# [Exercise brief]
Write out the material below again, unchanged.

# [Records supplied]
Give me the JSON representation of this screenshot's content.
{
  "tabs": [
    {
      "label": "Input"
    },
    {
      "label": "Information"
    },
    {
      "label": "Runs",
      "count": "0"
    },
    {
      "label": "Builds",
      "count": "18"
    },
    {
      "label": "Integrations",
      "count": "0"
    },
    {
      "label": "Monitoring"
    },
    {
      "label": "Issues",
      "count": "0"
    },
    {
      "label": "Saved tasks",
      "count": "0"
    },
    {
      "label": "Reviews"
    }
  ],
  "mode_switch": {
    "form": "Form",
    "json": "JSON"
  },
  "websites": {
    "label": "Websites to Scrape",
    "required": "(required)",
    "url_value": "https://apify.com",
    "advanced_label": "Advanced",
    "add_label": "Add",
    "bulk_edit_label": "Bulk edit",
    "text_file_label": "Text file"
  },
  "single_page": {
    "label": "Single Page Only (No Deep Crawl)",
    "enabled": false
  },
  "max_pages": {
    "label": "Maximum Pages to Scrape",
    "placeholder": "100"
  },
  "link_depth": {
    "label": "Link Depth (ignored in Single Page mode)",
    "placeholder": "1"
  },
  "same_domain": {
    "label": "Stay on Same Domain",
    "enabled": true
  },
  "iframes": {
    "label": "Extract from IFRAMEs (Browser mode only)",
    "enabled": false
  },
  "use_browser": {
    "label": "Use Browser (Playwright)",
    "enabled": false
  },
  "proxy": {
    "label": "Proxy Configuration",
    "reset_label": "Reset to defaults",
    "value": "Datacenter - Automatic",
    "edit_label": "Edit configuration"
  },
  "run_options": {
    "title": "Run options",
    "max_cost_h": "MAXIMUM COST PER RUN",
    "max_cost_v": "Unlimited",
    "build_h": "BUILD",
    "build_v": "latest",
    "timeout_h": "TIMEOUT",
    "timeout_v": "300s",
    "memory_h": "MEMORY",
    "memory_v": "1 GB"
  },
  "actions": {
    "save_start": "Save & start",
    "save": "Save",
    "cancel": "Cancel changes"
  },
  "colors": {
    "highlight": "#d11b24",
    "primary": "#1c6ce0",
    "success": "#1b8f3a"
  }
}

# [Solved problem]
Give me the JSON representation of this screenshot's content.
{
  "tabs": [
    {
      "label": "Input"
    },
    {
      "label": "Information"
    },
    {
      "label": "Runs",
      "count": "0"
    },
    {
      "label": "Builds",
      "count": "18"
    },
    {
      "label": "Integrations",
      "count": "0"
    },
    {
      "label": "Monitoring"
    },
    {
      "label": "Issues",
      "count": "0"
    },
    {
      "label": "Saved tasks",
      "count": "0"
    },
    {
      "label": "Reviews"
    }
  ],
  "mode_switch": {
    "form": "Form",
    "json": "JSON"
  },
  "websites": {
    "label": "Websites to Scrape",
    "required": "(required)",
    "url_value": "https://apify.com",
    "advanced_label": "Advanced",
    "add_label": "Add",
    "bulk_edit_label": "Bulk edit",
    "text_file_label": "Text file"
  },
  "single_page": {
    "label": "Single Page Only (No Deep Crawl)",
    "enabled": false
  },
  "max_pages": {
    "label": "Maximum Pages to Scrape",
    "placeholder": "100"
  },
  "link_depth": {
    "label": "Link Depth (ignored in Single Page mode)",
    "placeholder": "1"
  },
  "same_domain": {
    "label": "Stay on Same Domain",
    "enabled": true
  },
  "iframes": {
    "label": "Extract from IFRAMEs (Browser mode only)",
    "enabled": false
  },
  "use_browser": {
    "label": "Use Browser (Playwright)",
    "enabled": false
  },
  "proxy": {
    "label": "Proxy Configuration",
    "reset_label": "Reset to defaults",
    "value": "Datacenter - Automatic",
    "edit_label": "Edit configuration"
  },
  "run_options": {
    "title": "Run options",
    "max_cost_h": "MAXIMUM COST PER RUN",
    "max_cost_v": "Unlimited",
    "build_h": "BUILD",
    "build_v": "latest",
    "timeout_h": "TIMEOUT",
    "timeout_v": "300s",
    "memory_h": "MEMORY",
    "memory_v": "1 GB"
  },
  "actions": {
    "save_start": "Save & start",
    "save": "Save",
    "cancel": "Cancel changes"
  },
  "colors": {
    "highlight": "#d11b24",
    "primary": "#1c6ce0",
    "success": "#1b8f3a"
  }
}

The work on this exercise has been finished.